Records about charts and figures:

***

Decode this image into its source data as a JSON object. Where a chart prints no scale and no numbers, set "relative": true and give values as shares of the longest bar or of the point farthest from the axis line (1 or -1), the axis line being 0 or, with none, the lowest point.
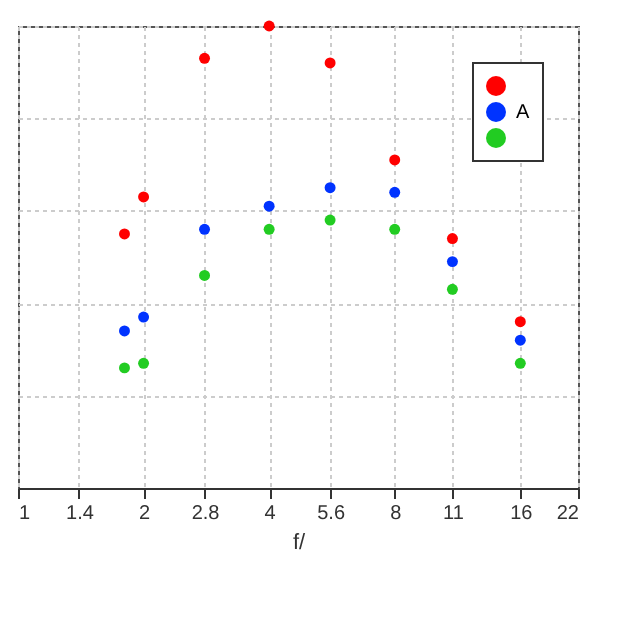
{
  "chart_data": {
    "type": "scatter",
    "xlabel": "f/",
    "relative": true,
    "log": "x",
    "xlim": [
      1,
      22
    ],
    "xticks": [
      1,
      1.4,
      2,
      2.8,
      4,
      5.6,
      8,
      11,
      16,
      22
    ],
    "grid": true,
    "legend": "top right",
    "marker": "circle",
    "x": [
      1.8,
      2,
      2.8,
      4,
      5.6,
      8,
      11,
      16
    ],
    "series": [
      {
        "color": "#ff0000",
        "values": [
          0.55,
          0.63,
          0.93,
          1,
          0.92,
          0.71,
          0.54,
          0.36
        ]
      },
      {
        "name": "A",
        "color": "#0033ff",
        "values": [
          0.34,
          0.37,
          0.56,
          0.61,
          0.65,
          0.64,
          0.49,
          0.32
        ]
      },
      {
        "color": "#22cc22",
        "values": [
          0.26,
          0.27,
          0.46,
          0.56,
          0.58,
          0.56,
          0.43,
          0.27
        ]
      }
    ]
  }
}
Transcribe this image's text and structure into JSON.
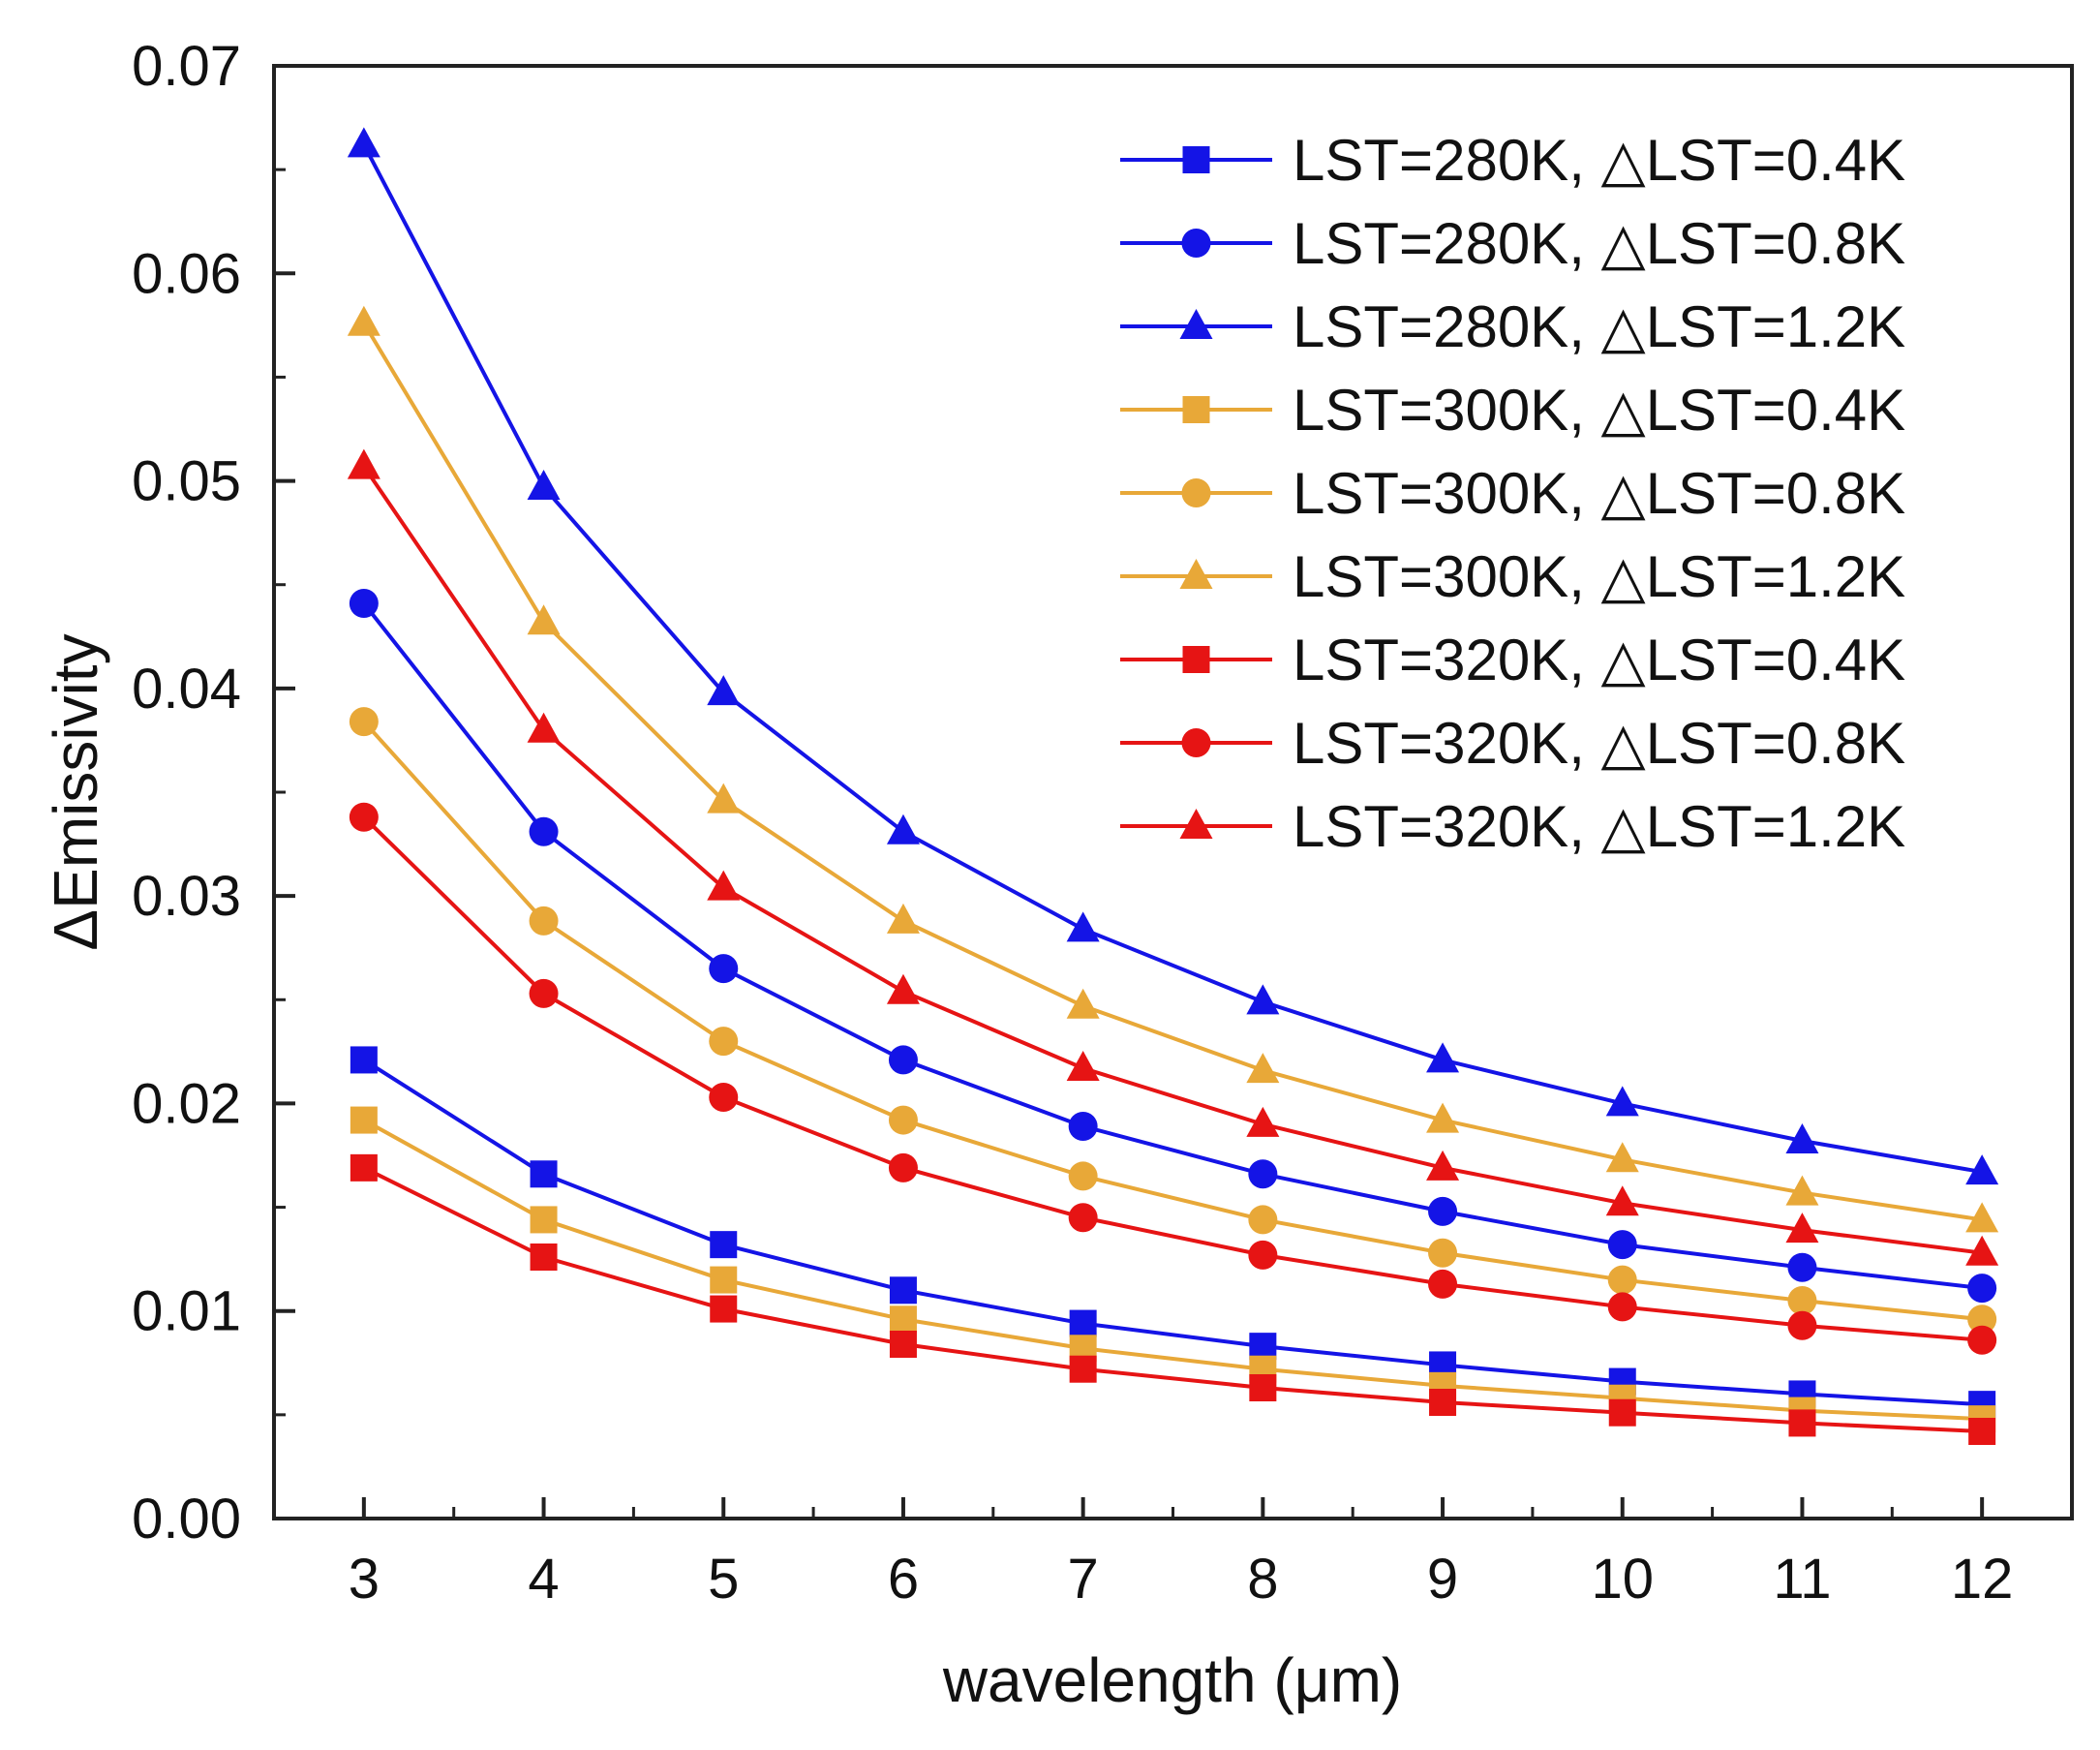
{
  "chart_data": {
    "type": "line",
    "xlabel": "wavelength (μm)",
    "ylabel": "ΔEmissivity",
    "xlim": [
      2.5,
      12.5
    ],
    "ylim": [
      0.0,
      0.07
    ],
    "x": [
      3,
      4,
      5,
      6,
      7,
      8,
      9,
      10,
      11,
      12
    ],
    "x_ticks": [
      "3",
      "4",
      "5",
      "6",
      "7",
      "8",
      "9",
      "10",
      "11",
      "12"
    ],
    "y_ticks": [
      "0.00",
      "0.01",
      "0.02",
      "0.03",
      "0.04",
      "0.05",
      "0.06",
      "0.07"
    ],
    "legend_position": "top-right",
    "series": [
      {
        "name": "LST=280K, △LST=0.4K",
        "color": "#1414e6",
        "marker": "square",
        "values": [
          0.0221,
          0.0166,
          0.0132,
          0.011,
          0.0094,
          0.0083,
          0.0074,
          0.0066,
          0.006,
          0.0055
        ]
      },
      {
        "name": "LST=280K, △LST=0.8K",
        "color": "#1414e6",
        "marker": "circle",
        "values": [
          0.0441,
          0.0331,
          0.0265,
          0.0221,
          0.0189,
          0.0166,
          0.0148,
          0.0132,
          0.0121,
          0.0111
        ]
      },
      {
        "name": "LST=280K, △LST=1.2K",
        "color": "#1414e6",
        "marker": "triangle",
        "values": [
          0.0662,
          0.0497,
          0.0398,
          0.0331,
          0.0284,
          0.0249,
          0.0221,
          0.02,
          0.0182,
          0.0167
        ]
      },
      {
        "name": "LST=300K, △LST=0.4K",
        "color": "#e8a838",
        "marker": "square",
        "values": [
          0.0192,
          0.0144,
          0.0115,
          0.0096,
          0.0082,
          0.0072,
          0.0064,
          0.0058,
          0.0052,
          0.0048
        ]
      },
      {
        "name": "LST=300K, △LST=0.8K",
        "color": "#e8a838",
        "marker": "circle",
        "values": [
          0.0384,
          0.0288,
          0.023,
          0.0192,
          0.0165,
          0.0144,
          0.0128,
          0.0115,
          0.0105,
          0.0096
        ]
      },
      {
        "name": "LST=300K, △LST=1.2K",
        "color": "#e8a838",
        "marker": "triangle",
        "values": [
          0.0576,
          0.0432,
          0.0346,
          0.0288,
          0.0247,
          0.0216,
          0.0192,
          0.0173,
          0.0157,
          0.0144
        ]
      },
      {
        "name": "LST=320K, △LST=0.4K",
        "color": "#e61414",
        "marker": "square",
        "values": [
          0.0169,
          0.0126,
          0.0101,
          0.0084,
          0.0072,
          0.0063,
          0.0056,
          0.0051,
          0.0046,
          0.0042
        ]
      },
      {
        "name": "LST=320K, △LST=0.8K",
        "color": "#e61414",
        "marker": "circle",
        "values": [
          0.0338,
          0.0253,
          0.0203,
          0.0169,
          0.0145,
          0.0127,
          0.0113,
          0.0102,
          0.0093,
          0.0086
        ]
      },
      {
        "name": "LST=320K, △LST=1.2K",
        "color": "#e61414",
        "marker": "triangle",
        "values": [
          0.0507,
          0.038,
          0.0304,
          0.0254,
          0.0217,
          0.019,
          0.0169,
          0.0152,
          0.0139,
          0.0128
        ]
      }
    ]
  }
}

***

> _Exercise task_
Find the lines holding "relative" and list every one.

> _Answer below_
Decode this image into its source data as a JSON object. Where a chart prints no scale and no numbers, set "relative": true and give values as shares of the longest bar or of the point farthest from the axis line (1 or -1), the axis line being 0 or, with none, the lowest point.
    "relative": true,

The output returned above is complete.